▸ **Stated task**
Repeat the entries below exactly as they appear, with no pictures.

**** Supplied records ****

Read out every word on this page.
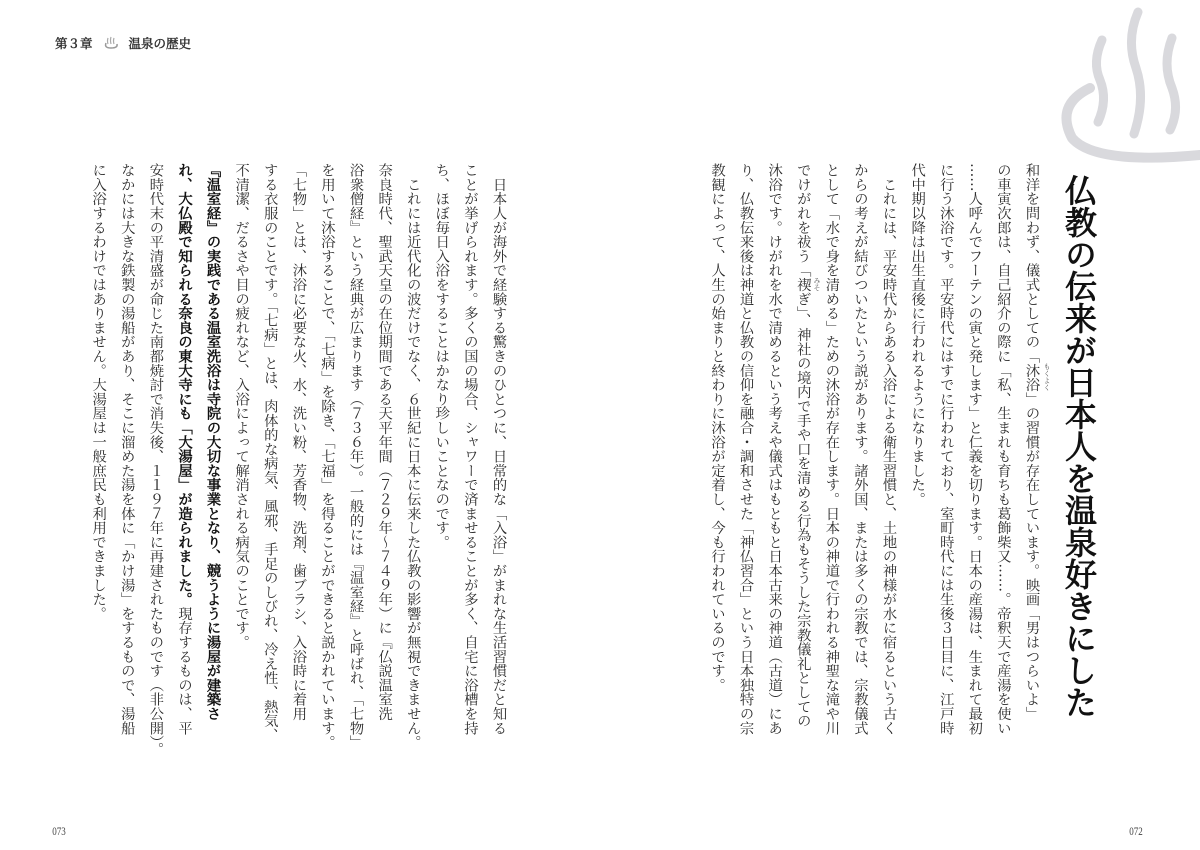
第３章	温泉の歴史
仏教の伝来が日本人を温泉好きにした
和洋を問わず、儀式としての「沐浴」の習慣が存在しています。映画「男はつらいよ」
の車寅次郎は、自己紹介の際に「私、生まれも育ちも葛飾柴又……。帝釈天で産湯を使い
……人呼んでフーテンの寅と発します」と仁義を切ります。日本の産湯は、生まれて最初
に行う沐浴です。平安時代にはすでに行われており、室町時代には生後３日目に、江戸時
代中期以降は出生直後に行われるようになりました。
　これには、平安時代からある入浴による衛生習慣と、土地の神様が水に宿るという古く
からの考えが結びついたという説があります。諸外国、または多くの宗教では、宗教儀式
として「水で身を清める」ための沐浴が存在します。日本の神道で行われる神聖な滝や川
でけがれを祓う「禊ぎ」、神社の境内で手や口を清める行為もそうした宗教儀礼としての
沐浴です。けがれを水で清めるという考えや儀式はもともと日本古来の神道（古道）にあ
り、仏教伝来後は神道と仏教の信仰を融合・調和させた「神仏習合」という日本独特の宗
教観によって、人生の始まりと終わりに沐浴が定着し、今も行われているのです。	もくよく
みそ
　日本人が海外で経験する驚きのひとつに、日常的な「入浴」がまれな生活習慣だと知る
ことが挙げられます。多くの国の場合、シャワーで済ませることが多く、自宅に浴槽を持
ち、ほぼ毎日入浴をすることはかなり珍しいことなのです。
　これには近代化の波だけでなく、６世紀に日本に伝来した仏教の影響が無視できません。
奈良時代、聖武天皇の在位期間である天平年間（７２９年〜７４９年）に『仏説温室洗
浴衆僧経』という経典が広まります（７３６年）。一般的には『温室経』と呼ばれ、「七物」
を用いて沐浴することで、「七病」を除き、「七福」を得ることができると説かれています。
「七物」とは、沐浴に必要な火、水、洗い粉、芳香物、洗剤、歯ブラシ、入浴時に着用
する衣服のことです。「七病」とは、肉体的な病気、風邪、手足のしびれ、冷え性、熱気、
不清潔、だるさや目の疲れなど、入浴によって解消される病気のことです。
『温室経』の実践である温室洗浴は寺院の大切な事業となり、競うように湯屋が建築さ
れ、大仏殿で知られる奈良の東大寺にも「大湯屋」が造られました。現存するものは、平
安時代末の平清盛が命じた南都焼討で消失後、１１９７年に再建されたものです（非公開）。
なかには大きな鉄製の湯船があり、そこに溜めた湯を体に「かけ湯」をするもので、湯船
に入浴するわけではありません。大湯屋は一般庶民も利用できました。
073	072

****

▸ **Complete output**
Read out every word on this page.
第３章	温泉の歴史
仏教の伝来が日本人を温泉好きにした
和洋を問わず、儀式としての「沐浴」の習慣が存在しています。映画「男はつらいよ」
の車寅次郎は、自己紹介の際に「私、生まれも育ちも葛飾柴又……。帝釈天で産湯を使い
……人呼んでフーテンの寅と発します」と仁義を切ります。日本の産湯は、生まれて最初
に行う沐浴です。平安時代にはすでに行われており、室町時代には生後３日目に、江戸時
代中期以降は出生直後に行われるようになりました。
　これには、平安時代からある入浴による衛生習慣と、土地の神様が水に宿るという古く
からの考えが結びついたという説があります。諸外国、または多くの宗教では、宗教儀式
として「水で身を清める」ための沐浴が存在します。日本の神道で行われる神聖な滝や川
でけがれを祓う「禊ぎ」、神社の境内で手や口を清める行為もそうした宗教儀礼としての
沐浴です。けがれを水で清めるという考えや儀式はもともと日本古来の神道（古道）にあ
り、仏教伝来後は神道と仏教の信仰を融合・調和させた「神仏習合」という日本独特の宗
教観によって、人生の始まりと終わりに沐浴が定着し、今も行われているのです。	もくよく
みそ
　日本人が海外で経験する驚きのひとつに、日常的な「入浴」がまれな生活習慣だと知る
ことが挙げられます。多くの国の場合、シャワーで済ませることが多く、自宅に浴槽を持
ち、ほぼ毎日入浴をすることはかなり珍しいことなのです。
　これには近代化の波だけでなく、６世紀に日本に伝来した仏教の影響が無視できません。
奈良時代、聖武天皇の在位期間である天平年間（７２９年〜７４９年）に『仏説温室洗
浴衆僧経』という経典が広まります（７３６年）。一般的には『温室経』と呼ばれ、「七物」
を用いて沐浴することで、「七病」を除き、「七福」を得ることができると説かれています。
「七物」とは、沐浴に必要な火、水、洗い粉、芳香物、洗剤、歯ブラシ、入浴時に着用
する衣服のことです。「七病」とは、肉体的な病気、風邪、手足のしびれ、冷え性、熱気、
不清潔、だるさや目の疲れなど、入浴によって解消される病気のことです。
『温室経』の実践である温室洗浴は寺院の大切な事業となり、競うように湯屋が建築さ
れ、大仏殿で知られる奈良の東大寺にも「大湯屋」が造られました。現存するものは、平
安時代末の平清盛が命じた南都焼討で消失後、１１９７年に再建されたものです（非公開）。
なかには大きな鉄製の湯船があり、そこに溜めた湯を体に「かけ湯」をするもので、湯船
に入浴するわけではありません。大湯屋は一般庶民も利用できました。
073	072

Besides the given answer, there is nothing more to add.